↓↓↓
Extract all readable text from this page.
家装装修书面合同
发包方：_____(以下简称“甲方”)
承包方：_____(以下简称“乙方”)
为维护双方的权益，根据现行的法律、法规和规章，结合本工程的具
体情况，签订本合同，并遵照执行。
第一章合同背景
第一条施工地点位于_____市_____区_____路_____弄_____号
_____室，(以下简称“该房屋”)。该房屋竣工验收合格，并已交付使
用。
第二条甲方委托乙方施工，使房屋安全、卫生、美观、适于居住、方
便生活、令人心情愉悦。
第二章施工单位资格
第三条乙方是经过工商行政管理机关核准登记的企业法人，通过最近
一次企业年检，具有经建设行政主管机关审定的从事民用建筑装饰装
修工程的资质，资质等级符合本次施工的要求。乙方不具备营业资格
↑↑↑
The task. Can you give every line above again, exactly as written?

Output below.
Extract all readable text from this page.
家装装修书面合同
发包方：_____(以下简称“甲方”)
承包方：_____(以下简称“乙方”)
为维护双方的权益，根据现行的法律、法规和规章，结合本工程的具
体情况，签订本合同，并遵照执行。
第一章合同背景
第一条施工地点位于_____市_____区_____路_____弄_____号
_____室，(以下简称“该房屋”)。该房屋竣工验收合格，并已交付使
用。
第二条甲方委托乙方施工，使房屋安全、卫生、美观、适于居住、方
便生活、令人心情愉悦。
第二章施工单位资格
第三条乙方是经过工商行政管理机关核准登记的企业法人，通过最近
一次企业年检，具有经建设行政主管机关审定的从事民用建筑装饰装
修工程的资质，资质等级符合本次施工的要求。乙方不具备营业资格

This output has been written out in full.